WORK INSTRUCTIONS:
1. List every item that the grunge cassette text says did not yet exist, or was not yet a thing, in the late '80s.
2. Transcribe the entries from their first line up to and including the line that contains "up-category-label: itrf20 xyxy=(626,532,639,572)".

## START SOURCE DOCUMENT

I am cheating a bit here with these reviews. Not really cheating, but at the very least, I am stretching the definition of “used.” Or maybe I’m opting for another definition altogether—used as in “utilized.” Regardless, these records have definitely been well used over the years, and I discovered, quite by accident, that all three of these albums are still available on cassette. As an aging Gen Xer and a fan of the format, I had to have them.

Grunge Masters Cassettes

Cassette Reviews of the Grunge Masters

All three of these Sub Pop releases take me back to the late ‘80s, which coincided with my late teenage years. Listening to them will always shuttle my brain back to the dorms of DePaul University, back when grunge was just starting to bubble up in the Pacific Northwest and flood the world. As older folks must preface nearly every sentence when younger people are within earshot, this was before the internet. And before cell phones and before IPAs were a thing too. Back when this music was new even if its influences were not.

## END SOURCE DOCUMENT
## START DATA SHOWN

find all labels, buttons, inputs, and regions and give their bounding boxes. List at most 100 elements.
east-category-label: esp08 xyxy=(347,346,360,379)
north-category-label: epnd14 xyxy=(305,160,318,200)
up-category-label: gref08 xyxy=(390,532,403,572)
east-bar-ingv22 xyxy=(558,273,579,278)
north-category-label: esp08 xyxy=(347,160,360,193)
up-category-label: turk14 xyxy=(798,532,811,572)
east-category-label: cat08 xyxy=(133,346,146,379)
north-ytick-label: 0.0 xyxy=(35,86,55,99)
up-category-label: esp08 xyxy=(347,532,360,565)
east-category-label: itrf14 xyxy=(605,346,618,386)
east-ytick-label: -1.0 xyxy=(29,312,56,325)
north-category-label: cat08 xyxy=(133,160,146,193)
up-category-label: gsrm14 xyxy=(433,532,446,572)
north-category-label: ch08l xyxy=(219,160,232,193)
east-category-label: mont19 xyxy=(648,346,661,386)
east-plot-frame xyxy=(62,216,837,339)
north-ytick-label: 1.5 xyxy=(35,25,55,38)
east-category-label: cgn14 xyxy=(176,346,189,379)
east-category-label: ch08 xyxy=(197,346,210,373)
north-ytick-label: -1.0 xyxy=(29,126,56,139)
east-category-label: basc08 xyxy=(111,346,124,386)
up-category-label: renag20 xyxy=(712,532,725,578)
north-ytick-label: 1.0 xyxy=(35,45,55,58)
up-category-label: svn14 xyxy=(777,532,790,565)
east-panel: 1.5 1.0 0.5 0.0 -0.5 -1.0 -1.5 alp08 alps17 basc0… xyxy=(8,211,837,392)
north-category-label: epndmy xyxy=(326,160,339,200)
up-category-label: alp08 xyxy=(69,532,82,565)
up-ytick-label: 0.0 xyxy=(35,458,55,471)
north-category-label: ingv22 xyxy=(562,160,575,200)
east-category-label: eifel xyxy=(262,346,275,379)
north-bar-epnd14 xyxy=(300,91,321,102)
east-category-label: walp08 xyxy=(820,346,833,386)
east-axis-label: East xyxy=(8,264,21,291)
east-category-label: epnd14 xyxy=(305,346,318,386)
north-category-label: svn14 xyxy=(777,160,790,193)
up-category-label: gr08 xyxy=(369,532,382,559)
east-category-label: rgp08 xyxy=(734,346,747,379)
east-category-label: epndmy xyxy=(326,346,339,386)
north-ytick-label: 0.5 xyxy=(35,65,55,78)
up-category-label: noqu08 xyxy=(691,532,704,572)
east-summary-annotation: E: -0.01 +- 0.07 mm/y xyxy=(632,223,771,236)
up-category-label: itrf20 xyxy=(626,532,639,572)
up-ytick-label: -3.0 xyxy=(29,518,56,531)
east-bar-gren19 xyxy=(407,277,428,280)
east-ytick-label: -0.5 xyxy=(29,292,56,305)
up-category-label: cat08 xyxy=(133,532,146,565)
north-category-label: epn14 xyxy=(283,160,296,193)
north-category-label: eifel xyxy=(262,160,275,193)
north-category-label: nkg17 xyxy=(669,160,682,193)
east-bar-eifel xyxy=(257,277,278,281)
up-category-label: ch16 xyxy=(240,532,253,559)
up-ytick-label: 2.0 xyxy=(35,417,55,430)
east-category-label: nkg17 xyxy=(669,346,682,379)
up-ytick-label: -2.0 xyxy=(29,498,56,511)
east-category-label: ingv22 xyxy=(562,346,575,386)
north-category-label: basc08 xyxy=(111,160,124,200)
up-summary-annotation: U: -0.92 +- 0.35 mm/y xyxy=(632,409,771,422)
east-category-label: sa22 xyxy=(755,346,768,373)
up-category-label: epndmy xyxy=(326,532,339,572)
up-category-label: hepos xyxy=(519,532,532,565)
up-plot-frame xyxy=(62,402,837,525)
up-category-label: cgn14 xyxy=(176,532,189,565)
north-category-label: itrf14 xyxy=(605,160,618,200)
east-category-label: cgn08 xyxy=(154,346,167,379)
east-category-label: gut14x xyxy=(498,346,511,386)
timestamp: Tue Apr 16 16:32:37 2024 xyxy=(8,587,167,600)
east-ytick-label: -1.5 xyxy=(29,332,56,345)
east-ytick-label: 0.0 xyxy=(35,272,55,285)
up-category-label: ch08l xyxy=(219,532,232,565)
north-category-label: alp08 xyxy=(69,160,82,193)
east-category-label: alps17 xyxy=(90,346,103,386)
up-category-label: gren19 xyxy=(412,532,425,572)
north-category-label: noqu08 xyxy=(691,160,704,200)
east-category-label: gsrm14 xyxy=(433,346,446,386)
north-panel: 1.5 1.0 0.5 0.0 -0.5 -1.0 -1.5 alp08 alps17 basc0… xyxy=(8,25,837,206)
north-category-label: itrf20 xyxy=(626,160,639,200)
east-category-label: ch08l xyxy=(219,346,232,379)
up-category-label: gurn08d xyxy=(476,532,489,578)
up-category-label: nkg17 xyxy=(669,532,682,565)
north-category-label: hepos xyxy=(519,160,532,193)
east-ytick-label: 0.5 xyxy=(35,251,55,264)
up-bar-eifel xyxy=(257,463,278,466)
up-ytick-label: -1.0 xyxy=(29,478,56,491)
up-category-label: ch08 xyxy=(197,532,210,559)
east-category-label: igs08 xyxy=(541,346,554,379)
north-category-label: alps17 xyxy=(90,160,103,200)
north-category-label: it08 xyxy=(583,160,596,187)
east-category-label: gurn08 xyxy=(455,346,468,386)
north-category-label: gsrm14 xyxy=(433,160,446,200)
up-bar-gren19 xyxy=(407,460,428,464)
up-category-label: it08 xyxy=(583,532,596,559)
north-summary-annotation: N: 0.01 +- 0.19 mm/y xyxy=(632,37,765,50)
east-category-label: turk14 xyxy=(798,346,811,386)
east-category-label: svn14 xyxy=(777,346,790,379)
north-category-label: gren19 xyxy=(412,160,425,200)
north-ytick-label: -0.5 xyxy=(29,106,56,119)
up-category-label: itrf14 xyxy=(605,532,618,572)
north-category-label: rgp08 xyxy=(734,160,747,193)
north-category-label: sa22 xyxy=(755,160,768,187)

## END DATA SHOWN

FINAL RESULTS:
1.
- the internet
- cell phones
- IPAs

2.
find all labels, buttons, inputs, and regions and give their bounding boxes. List at most 100 elements.
east-category-label: esp08 xyxy=(347,346,360,379)
north-category-label: epnd14 xyxy=(305,160,318,200)
up-category-label: gref08 xyxy=(390,532,403,572)
east-bar-ingv22 xyxy=(558,273,579,278)
north-category-label: esp08 xyxy=(347,160,360,193)
up-category-label: turk14 xyxy=(798,532,811,572)
east-category-label: cat08 xyxy=(133,346,146,379)
north-ytick-label: 0.0 xyxy=(35,86,55,99)
up-category-label: esp08 xyxy=(347,532,360,565)
east-category-label: itrf14 xyxy=(605,346,618,386)
east-ytick-label: -1.0 xyxy=(29,312,56,325)
north-category-label: cat08 xyxy=(133,160,146,193)
up-category-label: gsrm14 xyxy=(433,532,446,572)
north-category-label: ch08l xyxy=(219,160,232,193)
east-category-label: mont19 xyxy=(648,346,661,386)
east-plot-frame xyxy=(62,216,837,339)
north-ytick-label: 1.5 xyxy=(35,25,55,38)
east-category-label: cgn14 xyxy=(176,346,189,379)
east-category-label: ch08 xyxy=(197,346,210,373)
north-ytick-label: -1.0 xyxy=(29,126,56,139)
east-category-label: basc08 xyxy=(111,346,124,386)
up-category-label: renag20 xyxy=(712,532,725,578)
north-ytick-label: 1.0 xyxy=(35,45,55,58)
up-category-label: svn14 xyxy=(777,532,790,565)
east-panel: 1.5 1.0 0.5 0.0 -0.5 -1.0 -1.5 alp08 alps17 basc0… xyxy=(8,211,837,392)
north-category-label: epndmy xyxy=(326,160,339,200)
up-category-label: alp08 xyxy=(69,532,82,565)
up-ytick-label: 0.0 xyxy=(35,458,55,471)
north-category-label: ingv22 xyxy=(562,160,575,200)
east-category-label: eifel xyxy=(262,346,275,379)
north-bar-epnd14 xyxy=(300,91,321,102)
east-category-label: walp08 xyxy=(820,346,833,386)
east-axis-label: East xyxy=(8,264,21,291)
east-category-label: epnd14 xyxy=(305,346,318,386)
north-category-label: svn14 xyxy=(777,160,790,193)
up-category-label: gr08 xyxy=(369,532,382,559)
east-category-label: rgp08 xyxy=(734,346,747,379)
east-category-label: epndmy xyxy=(326,346,339,386)
north-ytick-label: 0.5 xyxy=(35,65,55,78)
up-category-label: noqu08 xyxy=(691,532,704,572)
east-summary-annotation: E: -0.01 +- 0.07 mm/y xyxy=(632,223,771,236)
up-category-label: itrf20 xyxy=(626,532,639,572)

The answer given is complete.